** start of Supplied records **

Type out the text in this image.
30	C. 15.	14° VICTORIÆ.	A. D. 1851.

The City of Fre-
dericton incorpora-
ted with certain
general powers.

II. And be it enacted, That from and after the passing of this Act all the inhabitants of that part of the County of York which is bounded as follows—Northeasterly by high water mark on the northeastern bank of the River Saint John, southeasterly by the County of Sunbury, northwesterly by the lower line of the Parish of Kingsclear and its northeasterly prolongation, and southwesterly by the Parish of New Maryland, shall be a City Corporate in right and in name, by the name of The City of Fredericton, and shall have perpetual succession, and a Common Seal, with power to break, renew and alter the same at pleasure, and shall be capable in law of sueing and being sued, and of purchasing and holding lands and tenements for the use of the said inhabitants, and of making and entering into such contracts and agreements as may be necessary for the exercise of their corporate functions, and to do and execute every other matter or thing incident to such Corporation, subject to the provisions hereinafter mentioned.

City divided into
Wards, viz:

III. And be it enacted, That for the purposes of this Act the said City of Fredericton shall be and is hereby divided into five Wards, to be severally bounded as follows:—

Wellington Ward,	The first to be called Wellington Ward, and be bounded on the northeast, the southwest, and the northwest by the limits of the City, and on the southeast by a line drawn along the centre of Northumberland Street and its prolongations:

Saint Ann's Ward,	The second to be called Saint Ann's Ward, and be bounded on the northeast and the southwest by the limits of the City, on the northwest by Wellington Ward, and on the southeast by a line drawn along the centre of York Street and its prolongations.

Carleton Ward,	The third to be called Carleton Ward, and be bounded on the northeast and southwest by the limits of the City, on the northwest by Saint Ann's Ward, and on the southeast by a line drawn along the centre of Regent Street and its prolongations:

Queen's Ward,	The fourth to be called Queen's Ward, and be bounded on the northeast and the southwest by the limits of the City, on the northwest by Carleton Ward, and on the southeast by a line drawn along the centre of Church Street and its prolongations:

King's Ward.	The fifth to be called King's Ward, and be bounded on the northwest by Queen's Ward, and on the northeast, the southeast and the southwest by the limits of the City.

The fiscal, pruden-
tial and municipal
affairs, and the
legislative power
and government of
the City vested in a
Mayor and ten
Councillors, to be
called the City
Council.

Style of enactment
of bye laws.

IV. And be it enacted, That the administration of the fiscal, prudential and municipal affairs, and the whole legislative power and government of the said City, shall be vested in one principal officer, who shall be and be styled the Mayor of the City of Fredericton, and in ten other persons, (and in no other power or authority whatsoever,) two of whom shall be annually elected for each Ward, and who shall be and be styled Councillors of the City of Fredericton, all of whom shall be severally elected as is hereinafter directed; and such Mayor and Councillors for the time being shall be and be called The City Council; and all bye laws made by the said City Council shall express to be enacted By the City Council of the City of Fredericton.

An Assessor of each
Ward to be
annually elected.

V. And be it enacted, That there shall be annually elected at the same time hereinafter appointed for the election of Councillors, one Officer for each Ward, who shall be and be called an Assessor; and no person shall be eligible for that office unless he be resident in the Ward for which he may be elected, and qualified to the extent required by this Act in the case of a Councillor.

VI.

** end of Supplied records **
** start of Supplied records **

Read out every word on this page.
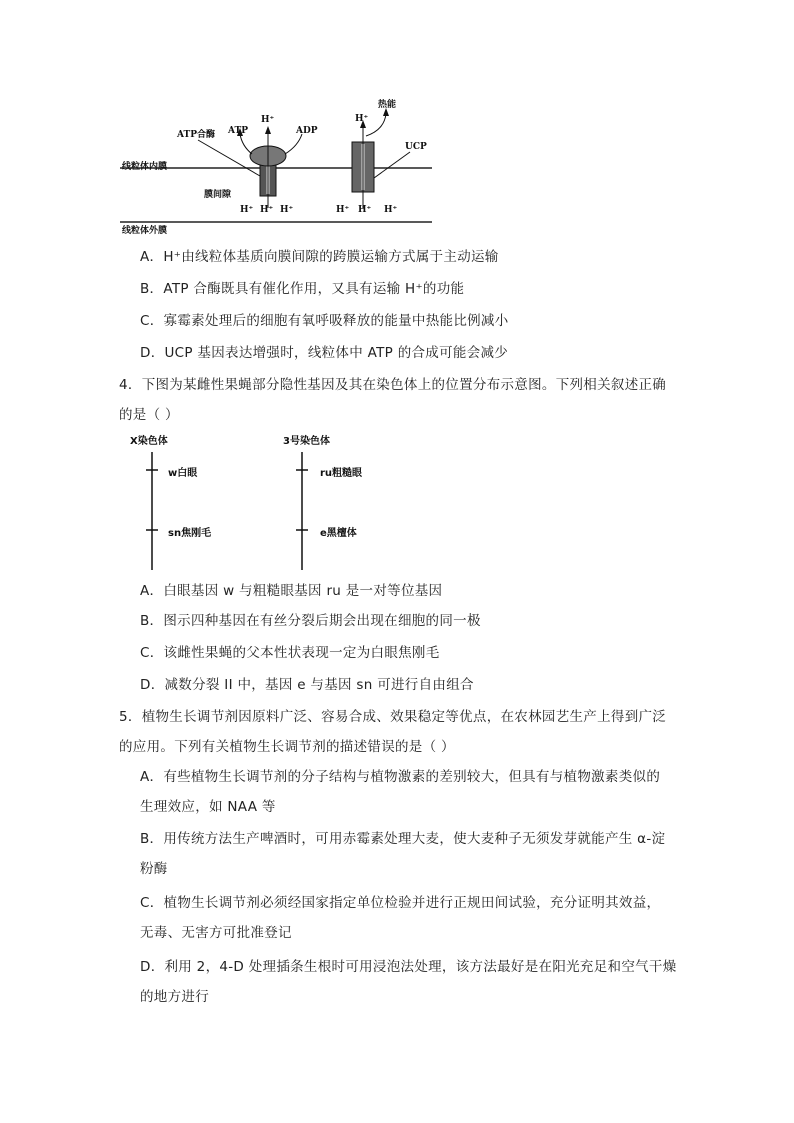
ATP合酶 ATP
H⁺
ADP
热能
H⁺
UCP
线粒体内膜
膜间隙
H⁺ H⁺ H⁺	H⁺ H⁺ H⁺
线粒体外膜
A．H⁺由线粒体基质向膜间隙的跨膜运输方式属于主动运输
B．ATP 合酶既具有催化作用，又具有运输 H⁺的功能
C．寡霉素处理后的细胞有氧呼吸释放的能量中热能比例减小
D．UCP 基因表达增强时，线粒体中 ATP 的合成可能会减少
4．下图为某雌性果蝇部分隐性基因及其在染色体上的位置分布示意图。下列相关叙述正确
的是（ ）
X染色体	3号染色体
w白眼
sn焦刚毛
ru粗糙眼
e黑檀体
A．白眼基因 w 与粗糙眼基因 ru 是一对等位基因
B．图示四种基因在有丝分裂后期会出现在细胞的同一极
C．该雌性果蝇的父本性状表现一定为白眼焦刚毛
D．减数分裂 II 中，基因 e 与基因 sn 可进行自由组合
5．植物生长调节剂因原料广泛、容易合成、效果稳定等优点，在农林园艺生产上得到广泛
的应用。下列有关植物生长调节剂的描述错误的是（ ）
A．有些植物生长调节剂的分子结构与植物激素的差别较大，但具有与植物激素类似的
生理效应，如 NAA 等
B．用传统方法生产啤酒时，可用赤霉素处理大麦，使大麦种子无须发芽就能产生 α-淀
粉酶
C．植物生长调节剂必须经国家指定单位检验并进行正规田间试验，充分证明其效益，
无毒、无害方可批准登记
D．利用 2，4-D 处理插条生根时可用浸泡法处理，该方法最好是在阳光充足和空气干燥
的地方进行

** end of Supplied records **

Exercise directions:
Check each line of the records above for "every", and copy those that have it.

Solution below:
II. And be it enacted, That from and after the passing of this Act all the inhabitants of that part of the County of York which is bounded as follows—Northeasterly by high water mark on the northeastern bank of the River Saint John, southeasterly by the County of Sunbury, northwesterly by the lower line of the Parish of Kingsclear and its northeasterly prolongation, and southwesterly by the Parish of New Maryland, shall be a City Corporate in right and in name, by the name of The City of Fredericton, and shall have perpetual succession, and a Common Seal, with power to break, renew and alter the same at pleasure, and shall be capable in law of sueing and being sued, and of purchasing and holding lands and tenements for the use of the said inhabitants, and of making and entering into such contracts and agreements as may be necessary for the exercise of their corporate functions, and to do and execute every other matter or thing incident to such Corporation, subject to the provisions hereinafter mentioned.
Read out every word on this page.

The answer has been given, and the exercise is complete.